Records from a data source

%%

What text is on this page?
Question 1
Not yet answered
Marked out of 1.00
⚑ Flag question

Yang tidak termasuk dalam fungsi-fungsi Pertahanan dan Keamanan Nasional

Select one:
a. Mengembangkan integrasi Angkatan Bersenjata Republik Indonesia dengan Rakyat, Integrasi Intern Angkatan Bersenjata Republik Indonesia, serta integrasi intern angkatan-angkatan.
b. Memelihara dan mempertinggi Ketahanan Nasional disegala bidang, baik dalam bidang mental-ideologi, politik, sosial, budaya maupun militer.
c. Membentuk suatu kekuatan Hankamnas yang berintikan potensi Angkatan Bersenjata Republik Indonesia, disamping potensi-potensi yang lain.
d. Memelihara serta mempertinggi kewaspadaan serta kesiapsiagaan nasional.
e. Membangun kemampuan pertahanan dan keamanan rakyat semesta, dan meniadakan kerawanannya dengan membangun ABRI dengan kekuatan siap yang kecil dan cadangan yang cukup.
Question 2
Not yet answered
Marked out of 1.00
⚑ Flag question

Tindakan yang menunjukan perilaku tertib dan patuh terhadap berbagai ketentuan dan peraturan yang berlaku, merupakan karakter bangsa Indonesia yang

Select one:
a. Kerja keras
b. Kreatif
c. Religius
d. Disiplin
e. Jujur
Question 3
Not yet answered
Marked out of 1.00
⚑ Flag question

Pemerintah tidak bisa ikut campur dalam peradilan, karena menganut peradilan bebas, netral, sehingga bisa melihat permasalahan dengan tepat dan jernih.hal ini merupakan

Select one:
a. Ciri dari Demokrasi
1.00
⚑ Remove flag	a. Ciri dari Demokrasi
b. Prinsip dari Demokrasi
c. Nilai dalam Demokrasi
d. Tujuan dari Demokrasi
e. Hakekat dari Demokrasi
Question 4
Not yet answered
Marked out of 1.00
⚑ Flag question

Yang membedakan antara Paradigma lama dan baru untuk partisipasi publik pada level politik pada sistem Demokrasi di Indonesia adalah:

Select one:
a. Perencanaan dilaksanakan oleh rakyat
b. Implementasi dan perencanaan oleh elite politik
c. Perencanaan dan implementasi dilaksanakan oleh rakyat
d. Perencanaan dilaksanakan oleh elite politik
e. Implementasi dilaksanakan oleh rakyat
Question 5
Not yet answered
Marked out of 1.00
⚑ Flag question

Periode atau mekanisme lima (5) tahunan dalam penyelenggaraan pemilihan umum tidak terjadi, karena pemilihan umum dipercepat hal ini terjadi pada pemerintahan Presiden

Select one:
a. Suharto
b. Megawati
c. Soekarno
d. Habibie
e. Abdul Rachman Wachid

%%

What to work on
Search the data for "dilaksanakan". Copy every matching line.

Result below
a. Perencanaan dilaksanakan oleh rakyat
c. Perencanaan dan implementasi dilaksanakan oleh rakyat
d. Perencanaan dilaksanakan oleh elite politik
e. Implementasi dilaksanakan oleh rakyat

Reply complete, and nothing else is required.